**WORK TO DO**
Without the pictures, print each of the records below exactly as it appears.

**Collected data**
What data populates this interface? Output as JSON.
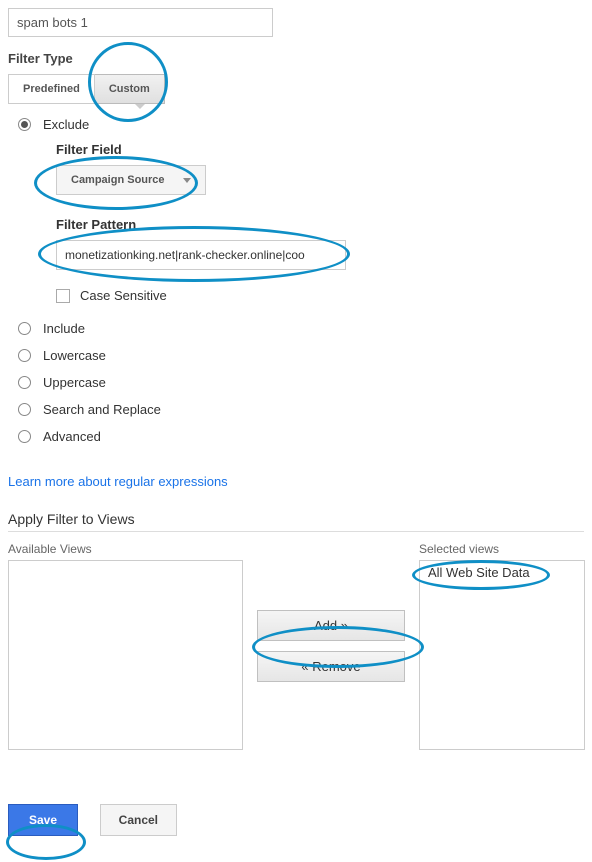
{
  "filterName": {
    "value": "spam bots 1"
  },
  "filterType": {
    "label": "Filter Type",
    "tabs": {
      "predefined": "Predefined",
      "custom": "Custom"
    }
  },
  "filterMode": {
    "exclude": "Exclude",
    "include": "Include",
    "lowercase": "Lowercase",
    "uppercase": "Uppercase",
    "searchReplace": "Search and Replace",
    "advanced": "Advanced"
  },
  "filterField": {
    "label": "Filter Field",
    "selected": "Campaign Source"
  },
  "filterPattern": {
    "label": "Filter Pattern",
    "value": "monetizationking.net|rank-checker.online|coo"
  },
  "caseSensitive": {
    "label": "Case Sensitive"
  },
  "regexLink": "Learn more about regular expressions",
  "applyFilter": {
    "label": "Apply Filter to Views",
    "availableLabel": "Available Views",
    "selectedLabel": "Selected views",
    "selectedItems": [
      "All Web Site Data"
    ],
    "addBtn": "Add »",
    "removeBtn": "« Remove"
  },
  "actions": {
    "save": "Save",
    "cancel": "Cancel"
  }
}
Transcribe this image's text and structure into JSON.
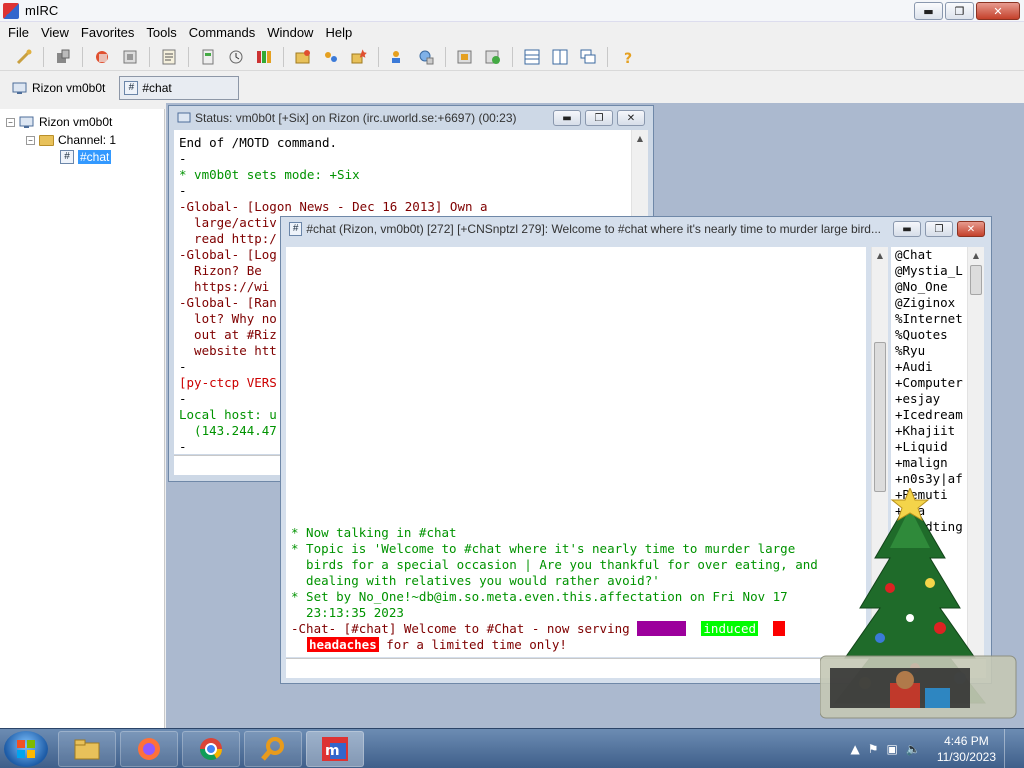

**COMPLETE ANSWER**
What data populates this interface? Output as JSON.
{
  "filterName": {
    "value": "spam bots 1"
  },
  "filterType": {
    "label": "Filter Type",
    "tabs": {
      "predefined": "Predefined",
      "custom": "Custom"
    }
  },
  "filterMode": {
    "exclude": "Exclude",
    "include": "Include",
    "lowercase": "Lowercase",
    "uppercase": "Uppercase",
    "searchReplace": "Search and Replace",
    "advanced": "Advanced"
  },
  "filterField": {
    "label": "Filter Field",
    "selected": "Campaign Source"
  },
  "filterPattern": {
    "label": "Filter Pattern",
    "value": "monetizationking.net|rank-checker.online|coo"
  },
  "caseSensitive": {
    "label": "Case Sensitive"
  },
  "regexLink": "Learn more about regular expressions",
  "applyFilter": {
    "label": "Apply Filter to Views",
    "availableLabel": "Available Views",
    "selectedLabel": "Selected views",
    "selectedItems": [
      "All Web Site Data"
    ],
    "addBtn": "Add »",
    "removeBtn": "« Remove"
  },
  "actions": {
    "save": "Save",
    "cancel": "Cancel"
  }
}
Transcribe this image's text and structure into JSON.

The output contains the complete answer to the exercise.